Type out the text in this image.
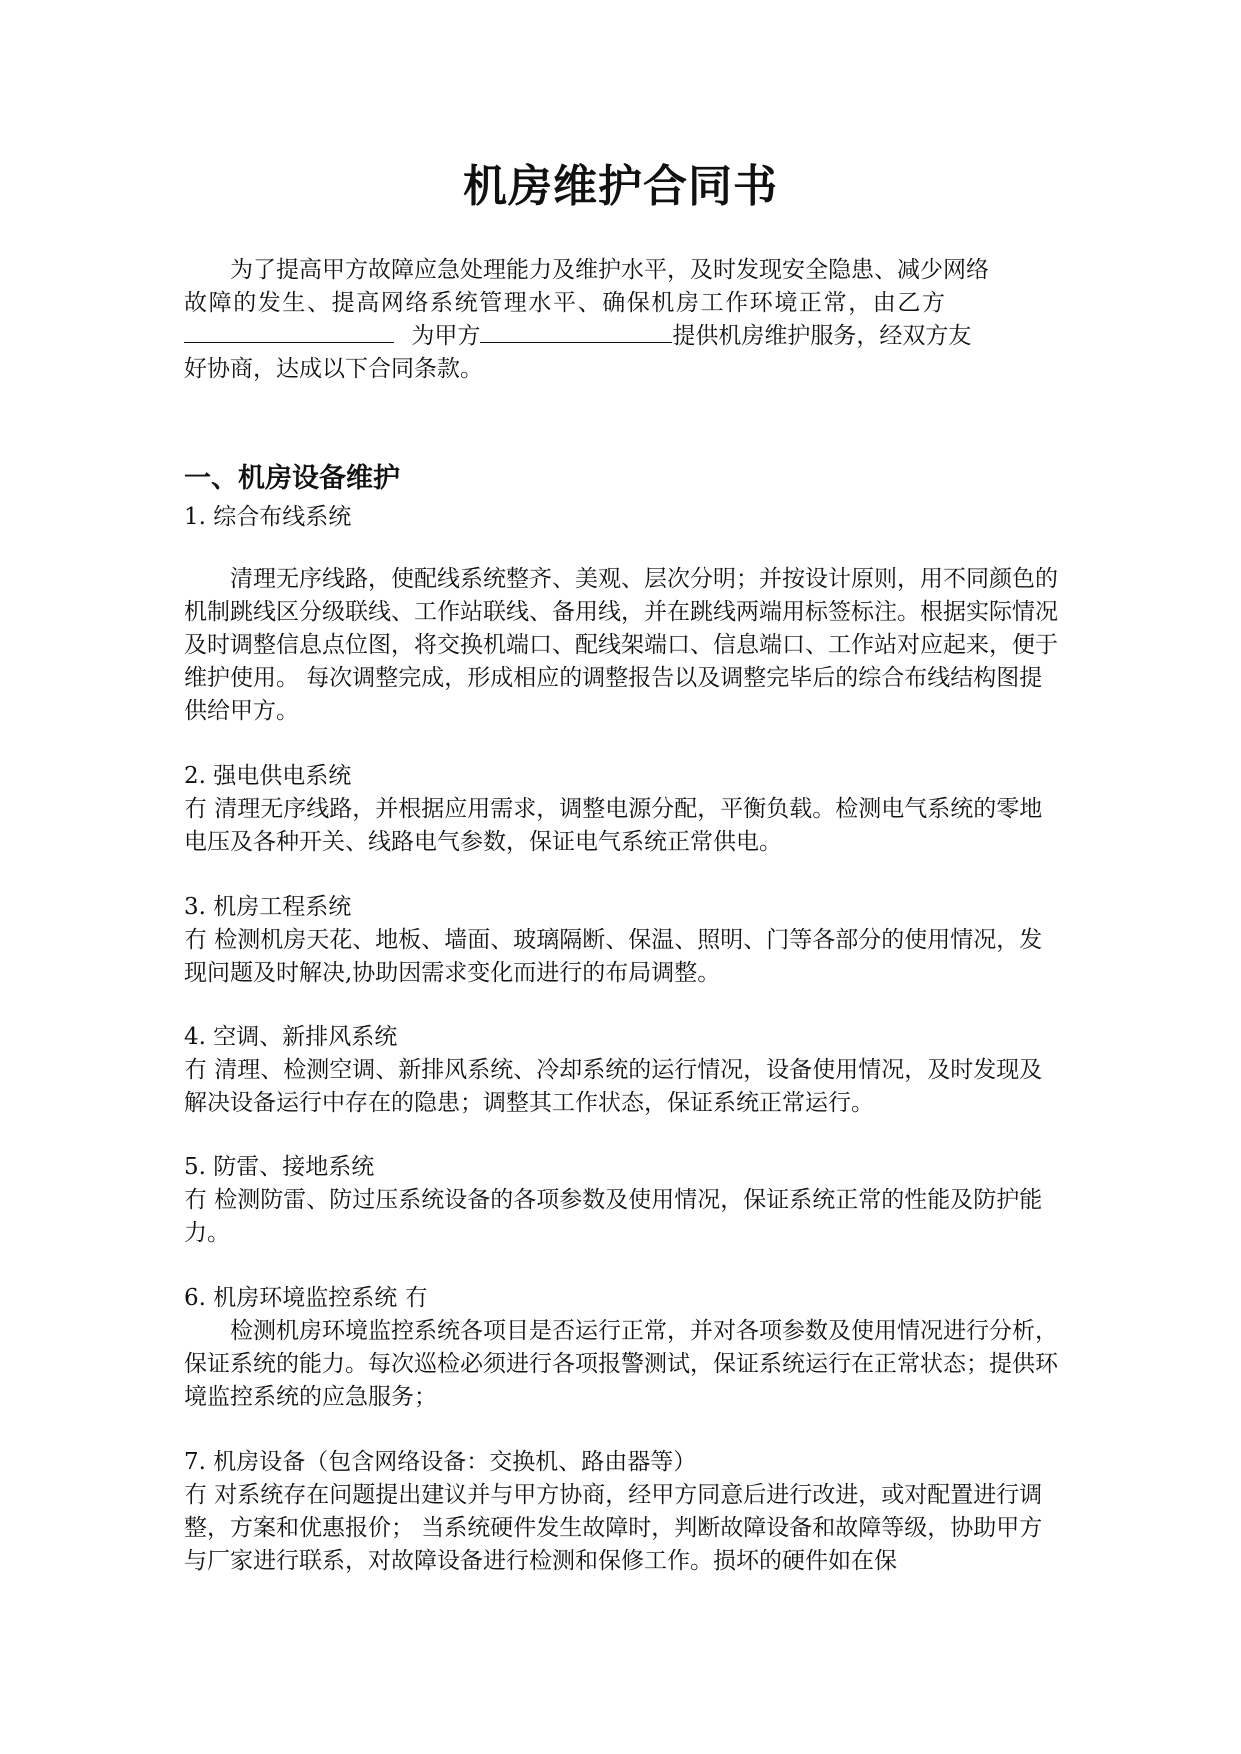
机房维护合同书
为了提高甲方故障应急处理能力及维护水平，及时发现安全隐患、减少网络
故障的发生、提高网络系统管理水平、确保机房工作环境正常，由乙方
为甲方	提供机房维护服务，经双方友
好协商，达成以下合同条款。
一、机房设备维护
1. 综合布线系统

清理无序线路，使配线系统整齐、美观、层次分明；并按设计原则，用不同颜色的机制跳线区分级联线、工作站联线、备用线，并在跳线两端用标签标注。根据实际情况及时调整信息点位图，将交换机端口、配线架端口、信息端口、工作站对应起来，便于维护使用。 每次调整完成，形成相应的调整报告以及调整完毕后的综合布线结构图提供给甲方。

2. 强电供电系统

冇 清理无序线路，并根据应用需求，调整电源分配，平衡负载。检测电气系统的零地电压及各种开关、线路电气参数，保证电气系统正常供电。

3. 机房工程系统

冇 检测机房天花、地板、墙面、玻璃隔断、保温、照明、门等各部分的使用情况，发现问题及时解决,协助因需求变化而进行的布局调整。

4. 空调、新排风系统

冇 清理、检测空调、新排风系统、冷却系统的运行情况，设备使用情况，及时发现及解决设备运行中存在的隐患；调整其工作状态，保证系统正常运行。

5. 防雷、接地系统

冇 检测防雷、防过压系统设备的各项参数及使用情况，保证系统正常的性能及防护能力。

6. 机房环境监控系统 冇

检测机房环境监控系统各项目是否运行正常，并对各项参数及使用情况进行分析，保证系统的能力。每次巡检必须进行各项报警测试，保证系统运行在正常状态；提供环境监控系统的应急服务；

7. 机房设备（包含网络设备：交换机、路由器等）

冇 对系统存在问题提出建议并与甲方协商，经甲方同意后进行改进，或对配置进行调整，方案和优惠报价； 当系统硬件发生故障时，判断故障设备和故障等级，协助甲方与厂家进行联系，对故障设备进行检测和保修工作。损坏的硬件如在保
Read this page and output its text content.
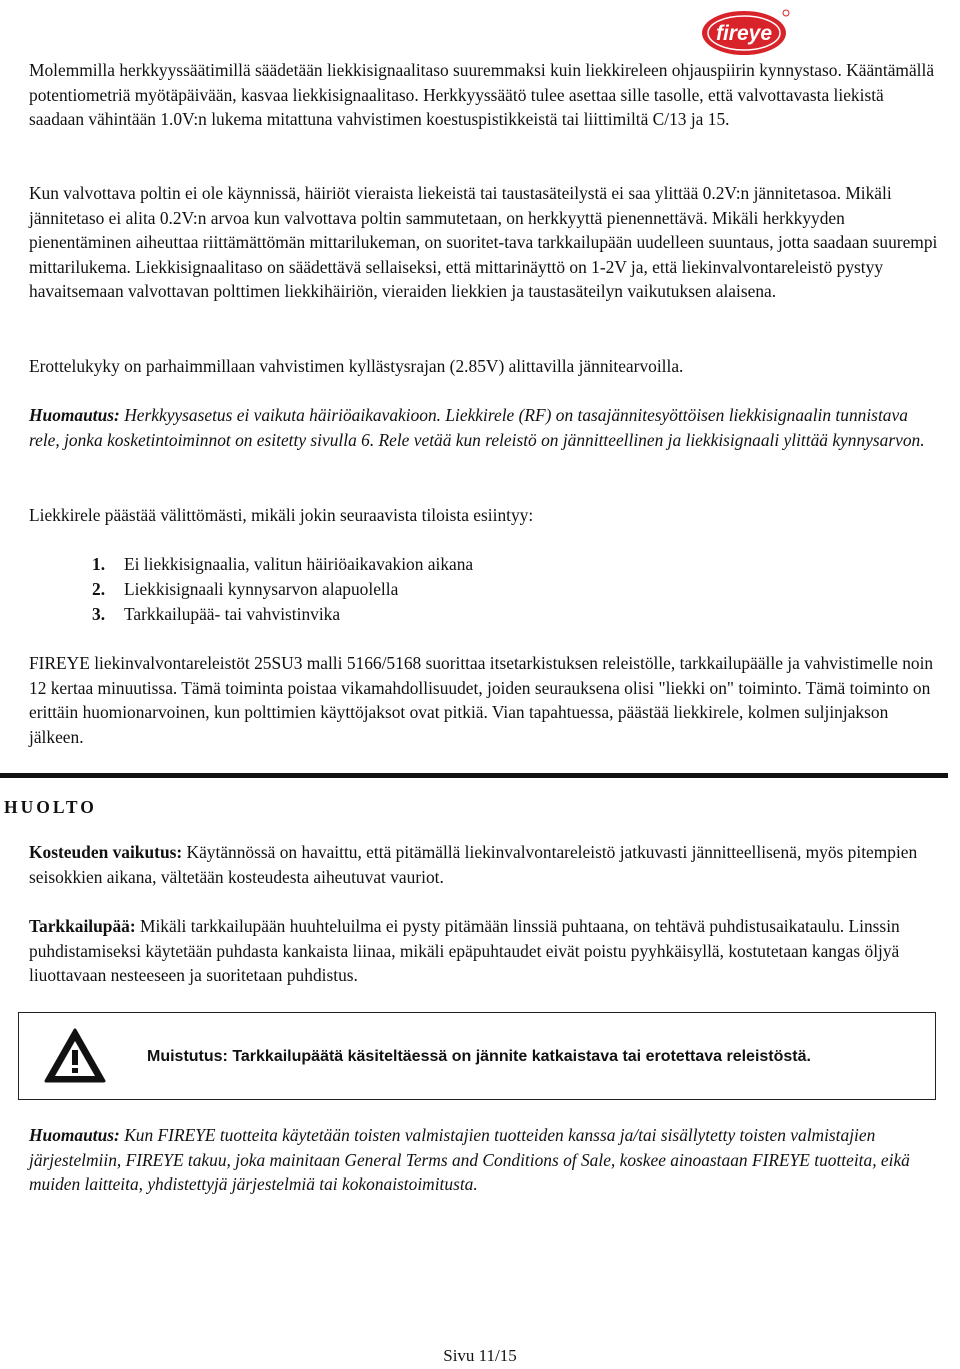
fireye

Molemmilla herkkyyssäätimillä säädetään liekkisignaalitaso suuremmaksi kuin liekkireleen ohjauspiirin kynnystaso. Kääntämällä potentiometriä myötäpäivään, kasvaa liekkisignaalitaso. Herkkyyssäätö tulee asettaa sille tasolle, että valvottavasta liekistä saadaan vähintään 1.0V:n lukema mitattuna vahvistimen koestuspistikkeistä tai liittimiltä C/13 ja 15.

Kun valvottava poltin ei ole käynnissä, häiriöt vieraista liekeistä tai taustasäteilystä ei saa ylittää 0.2V:n jännitetasoa. Mikäli jännitetaso ei alita 0.2V:n arvoa kun valvottava poltin sammutetaan, on herkkyyttä pienennettävä. Mikäli herkkyyden pienentäminen aiheuttaa riittämättömän mittarilukeman, on suoritet-tava tarkkailupään uudelleen suuntaus, jotta saadaan suurempi mittarilukema. Liekkisignaalitaso on säädettävä sellaiseksi, että mittarinäyttö on 1-2V ja, että liekinvalvontareleistö pystyy havaitsemaan valvottavan polttimen liekkihäiriön, vieraiden liekkien ja taustasäteilyn vaikutuksen alaisena.

Erottelukyky on parhaimmillaan vahvistimen kyllästysrajan (2.85V) alittavilla jännitearvoilla.

Huomautus: Herkkyysasetus ei vaikuta häiriöaikavakioon. Liekkirele (RF) on tasajännitesyöttöisen liekkisignaalin tunnistava rele, jonka kosketintoiminnot on esitetty sivulla 6. Rele vetää kun releistö on jännitteellinen ja liekkisignaali ylittää kynnysarvon.

Liekkirele päästää välittömästi, mikäli jokin seuraavista tiloista esiintyy:

1. Ei liekkisignaalia, valitun häiriöaikavakion aikana
2. Liekkisignaali kynnysarvon alapuolella
3. Tarkkailupää- tai vahvistinvika

FIREYE liekinvalvontareleistöt 25SU3 malli 5166/5168 suorittaa itsetarkistuksen releistölle, tarkkailupäälle ja vahvistimelle noin 12 kertaa minuutissa. Tämä toiminta poistaa vikamahdollisuudet, joiden seurauksena olisi "liekki on" toiminto. Tämä toiminto on erittäin huomionarvoinen, kun polttimien käyttöjaksot ovat pitkiä. Vian tapahtuessa, päästää liekkirele, kolmen suljinjakson jälkeen.

HUOLTO

Kosteuden vaikutus: Käytännössä on havaittu, että pitämällä liekinvalvontareleistö jatkuvasti jännitteellisenä, myös pitempien seisokkien aikana, vältetään kosteudesta aiheutuvat vauriot.

Tarkkailupää: Mikäli tarkkailupään huuhteluilma ei pysty pitämään linssiä puhtaana, on tehtävä puhdistusaikataulu. Linssin puhdistamiseksi käytetään puhdasta kankaista liinaa, mikäli epäpuhtaudet eivät poistu pyyhkäisyllä, kostutetaan kangas öljyä liuottavaan nesteeseen ja suoritetaan puhdistus.

Muistutus: Tarkkailupäätä käsiteltäessä on jännite katkaistava tai erotettava releistöstä.

Huomautus: Kun FIREYE tuotteita käytetään toisten valmistajien tuotteiden kanssa ja/tai sisällytetty toisten valmistajien järjestelmiin, FIREYE takuu, joka mainitaan General Terms and Conditions of Sale, koskee ainoastaan FIREYE tuotteita, eikä muiden laitteita, yhdistettyjä järjestelmiä tai kokonaistoimitusta.

Sivu 11/15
------------------------------------------------------------
» **THE EXERCISE**:
Collect, from the material above, every line containing the word "清理无序线路".

» **SOLUTION TO THE PROBLEM**:
清理无序线路，使配线系统整齐、美观、层次分明；并按设计原则，用不同颜色的机制跳线区分级联线、工作站联线、备用线，并在跳线两端用标签标注。根据实际情况及时调整信息点位图，将交换机端口、配线架端口、信息端口、工作站对应起来，便于维护使用。 每次调整完成，形成相应的调整报告以及调整完毕后的综合布线结构图提供给甲方。
冇 清理无序线路，并根据应用需求，调整电源分配，平衡负载。检测电气系统的零地电压及各种开关、线路电气参数，保证电气系统正常供电。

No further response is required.